Work required - Retype the material word for word.

Dataset records -
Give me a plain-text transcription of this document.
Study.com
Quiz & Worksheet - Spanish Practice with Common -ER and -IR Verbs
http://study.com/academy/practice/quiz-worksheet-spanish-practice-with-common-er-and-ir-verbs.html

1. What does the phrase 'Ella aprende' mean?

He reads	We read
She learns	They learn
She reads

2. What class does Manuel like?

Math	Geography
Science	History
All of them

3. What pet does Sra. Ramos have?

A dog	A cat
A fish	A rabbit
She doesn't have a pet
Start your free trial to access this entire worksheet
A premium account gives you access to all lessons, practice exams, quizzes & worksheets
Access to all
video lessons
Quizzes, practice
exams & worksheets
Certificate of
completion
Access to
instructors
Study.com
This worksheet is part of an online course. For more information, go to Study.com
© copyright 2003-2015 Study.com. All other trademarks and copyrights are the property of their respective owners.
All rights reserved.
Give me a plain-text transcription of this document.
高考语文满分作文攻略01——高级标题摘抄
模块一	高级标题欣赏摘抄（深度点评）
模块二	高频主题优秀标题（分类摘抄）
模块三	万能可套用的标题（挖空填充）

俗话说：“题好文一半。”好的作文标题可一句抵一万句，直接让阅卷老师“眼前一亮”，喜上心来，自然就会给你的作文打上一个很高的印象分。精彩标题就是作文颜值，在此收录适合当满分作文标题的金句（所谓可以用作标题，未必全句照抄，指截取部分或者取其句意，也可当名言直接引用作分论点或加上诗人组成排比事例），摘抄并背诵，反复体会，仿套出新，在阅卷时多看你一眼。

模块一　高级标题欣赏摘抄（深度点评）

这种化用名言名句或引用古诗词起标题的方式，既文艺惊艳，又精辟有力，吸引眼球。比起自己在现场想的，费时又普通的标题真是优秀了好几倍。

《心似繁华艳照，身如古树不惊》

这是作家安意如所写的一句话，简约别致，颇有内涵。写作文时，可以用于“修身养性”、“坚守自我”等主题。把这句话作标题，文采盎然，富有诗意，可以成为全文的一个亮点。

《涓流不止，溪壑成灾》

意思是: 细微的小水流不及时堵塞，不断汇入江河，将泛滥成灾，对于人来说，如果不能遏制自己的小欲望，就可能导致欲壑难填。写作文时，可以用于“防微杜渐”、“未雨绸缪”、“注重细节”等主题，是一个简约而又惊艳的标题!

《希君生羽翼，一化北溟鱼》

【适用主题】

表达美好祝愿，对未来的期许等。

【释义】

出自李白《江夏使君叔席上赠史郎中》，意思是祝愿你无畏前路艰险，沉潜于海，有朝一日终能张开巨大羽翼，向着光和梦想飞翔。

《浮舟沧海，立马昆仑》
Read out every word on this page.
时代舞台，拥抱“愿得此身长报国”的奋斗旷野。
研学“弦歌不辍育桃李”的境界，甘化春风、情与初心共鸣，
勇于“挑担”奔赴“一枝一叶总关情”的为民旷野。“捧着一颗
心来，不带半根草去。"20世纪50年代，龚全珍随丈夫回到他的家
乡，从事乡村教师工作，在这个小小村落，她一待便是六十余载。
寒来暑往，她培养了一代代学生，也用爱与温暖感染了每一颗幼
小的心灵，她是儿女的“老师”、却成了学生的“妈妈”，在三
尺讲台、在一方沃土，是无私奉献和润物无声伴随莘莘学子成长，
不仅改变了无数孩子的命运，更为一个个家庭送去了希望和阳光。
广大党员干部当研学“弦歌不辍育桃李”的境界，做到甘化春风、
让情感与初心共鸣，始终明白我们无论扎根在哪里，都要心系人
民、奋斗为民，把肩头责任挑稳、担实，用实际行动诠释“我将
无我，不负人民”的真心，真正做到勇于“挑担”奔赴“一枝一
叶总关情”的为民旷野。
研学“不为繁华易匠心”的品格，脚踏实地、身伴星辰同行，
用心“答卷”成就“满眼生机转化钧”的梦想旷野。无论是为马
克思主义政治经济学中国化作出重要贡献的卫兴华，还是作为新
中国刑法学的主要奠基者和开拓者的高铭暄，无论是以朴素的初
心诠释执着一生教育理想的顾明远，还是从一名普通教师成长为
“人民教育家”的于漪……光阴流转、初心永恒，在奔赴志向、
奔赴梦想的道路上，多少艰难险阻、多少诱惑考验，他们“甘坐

Exercise solution -
Give me a plain-text transcription of this document.
Study.com
Quiz & Worksheet - Spanish Practice with Common -ER and -IR Verbs
http://study.com/academy/practice/quiz-worksheet-spanish-practice-with-common-er-and-ir-verbs.html

1. What does the phrase 'Ella aprende' mean?

He reads	We read
She learns	They learn
She reads

2. What class does Manuel like?

Math	Geography
Science	History
All of them

3. What pet does Sra. Ramos have?

A dog	A cat
A fish	A rabbit
She doesn't have a pet
Start your free trial to access this entire worksheet
A premium account gives you access to all lessons, practice exams, quizzes & worksheets
Access to all
video lessons
Quizzes, practice
exams & worksheets
Certificate of
completion
Access to
instructors
Study.com
This worksheet is part of an online course. For more information, go to Study.com
© copyright 2003-2015 Study.com. All other trademarks and copyrights are the property of their respective owners.
All rights reserved.
Give me a plain-text transcription of this document.
高考语文满分作文攻略01——高级标题摘抄
模块一	高级标题欣赏摘抄（深度点评）
模块二	高频主题优秀标题（分类摘抄）
模块三	万能可套用的标题（挖空填充）

俗话说：“题好文一半。”好的作文标题可一句抵一万句，直接让阅卷老师“眼前一亮”，喜上心来，自然就会给你的作文打上一个很高的印象分。精彩标题就是作文颜值，在此收录适合当满分作文标题的金句（所谓可以用作标题，未必全句照抄，指截取部分或者取其句意，也可当名言直接引用作分论点或加上诗人组成排比事例），摘抄并背诵，反复体会，仿套出新，在阅卷时多看你一眼。

模块一　高级标题欣赏摘抄（深度点评）

这种化用名言名句或引用古诗词起标题的方式，既文艺惊艳，又精辟有力，吸引眼球。比起自己在现场想的，费时又普通的标题真是优秀了好几倍。

《心似繁华艳照，身如古树不惊》

这是作家安意如所写的一句话，简约别致，颇有内涵。写作文时，可以用于“修身养性”、“坚守自我”等主题。把这句话作标题，文采盎然，富有诗意，可以成为全文的一个亮点。

《涓流不止，溪壑成灾》

意思是: 细微的小水流不及时堵塞，不断汇入江河，将泛滥成灾，对于人来说，如果不能遏制自己的小欲望，就可能导致欲壑难填。写作文时，可以用于“防微杜渐”、“未雨绸缪”、“注重细节”等主题，是一个简约而又惊艳的标题!

《希君生羽翼，一化北溟鱼》

【适用主题】

表达美好祝愿，对未来的期许等。

【释义】

出自李白《江夏使君叔席上赠史郎中》，意思是祝愿你无畏前路艰险，沉潜于海，有朝一日终能张开巨大羽翼，向着光和梦想飞翔。

《浮舟沧海，立马昆仑》
Read out every word on this page.
时代舞台，拥抱“愿得此身长报国”的奋斗旷野。
研学“弦歌不辍育桃李”的境界，甘化春风、情与初心共鸣，
勇于“挑担”奔赴“一枝一叶总关情”的为民旷野。“捧着一颗
心来，不带半根草去。"20世纪50年代，龚全珍随丈夫回到他的家
乡，从事乡村教师工作，在这个小小村落，她一待便是六十余载。
寒来暑往，她培养了一代代学生，也用爱与温暖感染了每一颗幼
小的心灵，她是儿女的“老师”、却成了学生的“妈妈”，在三
尺讲台、在一方沃土，是无私奉献和润物无声伴随莘莘学子成长，
不仅改变了无数孩子的命运，更为一个个家庭送去了希望和阳光。
广大党员干部当研学“弦歌不辍育桃李”的境界，做到甘化春风、
让情感与初心共鸣，始终明白我们无论扎根在哪里，都要心系人
民、奋斗为民，把肩头责任挑稳、担实，用实际行动诠释“我将
无我，不负人民”的真心，真正做到勇于“挑担”奔赴“一枝一
叶总关情”的为民旷野。
研学“不为繁华易匠心”的品格，脚踏实地、身伴星辰同行，
用心“答卷”成就“满眼生机转化钧”的梦想旷野。无论是为马
克思主义政治经济学中国化作出重要贡献的卫兴华，还是作为新
中国刑法学的主要奠基者和开拓者的高铭暄，无论是以朴素的初
心诠释执着一生教育理想的顾明远，还是从一名普通教师成长为
“人民教育家”的于漪……光阴流转、初心永恒，在奔赴志向、
奔赴梦想的道路上，多少艰难险阻、多少诱惑考验，他们“甘坐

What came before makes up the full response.